Gather all lines with "TEUs" from the records.

Stored records:
·····

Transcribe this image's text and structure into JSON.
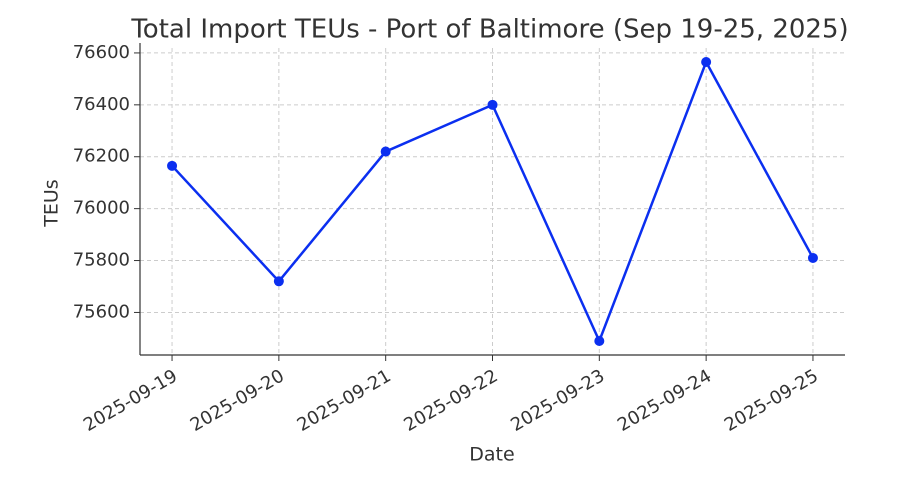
{
  "chart_data": {
    "type": "line",
    "title": "Total Import TEUs - Port of Baltimore (Sep 19-25, 2025)",
    "x_label": "Date",
    "y_label": "TEUs",
    "categories": [
      "2025-09-19",
      "2025-09-20",
      "2025-09-21",
      "2025-09-22",
      "2025-09-23",
      "2025-09-24",
      "2025-09-25"
    ],
    "series": [
      {
        "name": "Total Import TEUs",
        "color": "#0b2ff0",
        "values": [
          76165,
          75720,
          76220,
          76400,
          75490,
          76565,
          75810
        ]
      }
    ],
    "ylim": [
      75436,
      76619
    ],
    "yticks": [
      75600,
      75800,
      76000,
      76200,
      76400,
      76600
    ],
    "grid": true
  }
}
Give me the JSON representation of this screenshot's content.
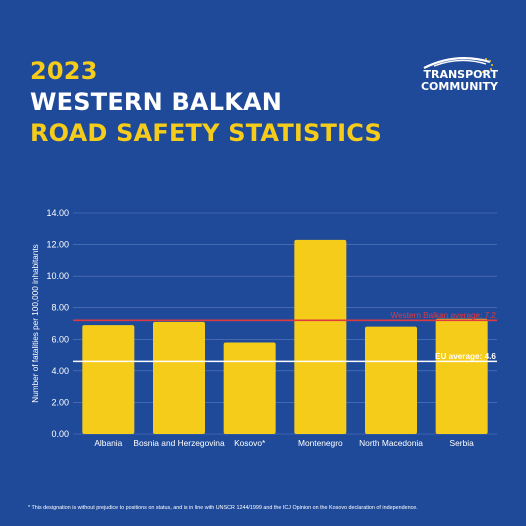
{
  "title": {
    "line1": "2023",
    "line2": "WESTERN BALKAN",
    "line3": "ROAD SAFETY STATISTICS"
  },
  "logo": {
    "line1": "TRANSPORT",
    "line2": "COMMUNITY",
    "icon": "swoosh-with-eu-stars-icon"
  },
  "colors": {
    "background": "#1f4a9a",
    "bar": "#f6cc1b",
    "title_yellow": "#f6cc1b",
    "wb_line": "#e0393f",
    "eu_line": "#ffffff"
  },
  "chart_data": {
    "type": "bar",
    "categories": [
      "Albania",
      "Bosnia and Herzegovina",
      "Kosovo*",
      "Montenegro",
      "North Macedonia",
      "Serbia"
    ],
    "values": [
      6.9,
      7.1,
      5.8,
      12.3,
      6.8,
      7.3
    ],
    "ylabel": "Number of fatalities per 100,000 inhabitants",
    "xlabel": "",
    "ylim": [
      0,
      14
    ],
    "yticks": [
      "0.00",
      "2.00",
      "4.00",
      "6.00",
      "8.00",
      "10.00",
      "12.00",
      "14.00"
    ],
    "grid": true,
    "reference_lines": [
      {
        "label": "Western Balkan average: 7.2",
        "value": 7.2,
        "color": "#e0393f"
      },
      {
        "label": "EU average: 4.6",
        "value": 4.6,
        "color": "#ffffff"
      }
    ]
  },
  "footnote": "* This designation is without prejudice to positions on status, and is in line with UNSCR 1244/1999 and the ICJ Opinion on the Kosovo declaration of independence."
}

·····

▸ **Result**
    "title": "Total Import TEUs - Port of Baltimore (Sep 19-25, 2025)",
    "y_label": "TEUs",
        "name": "Total Import TEUs",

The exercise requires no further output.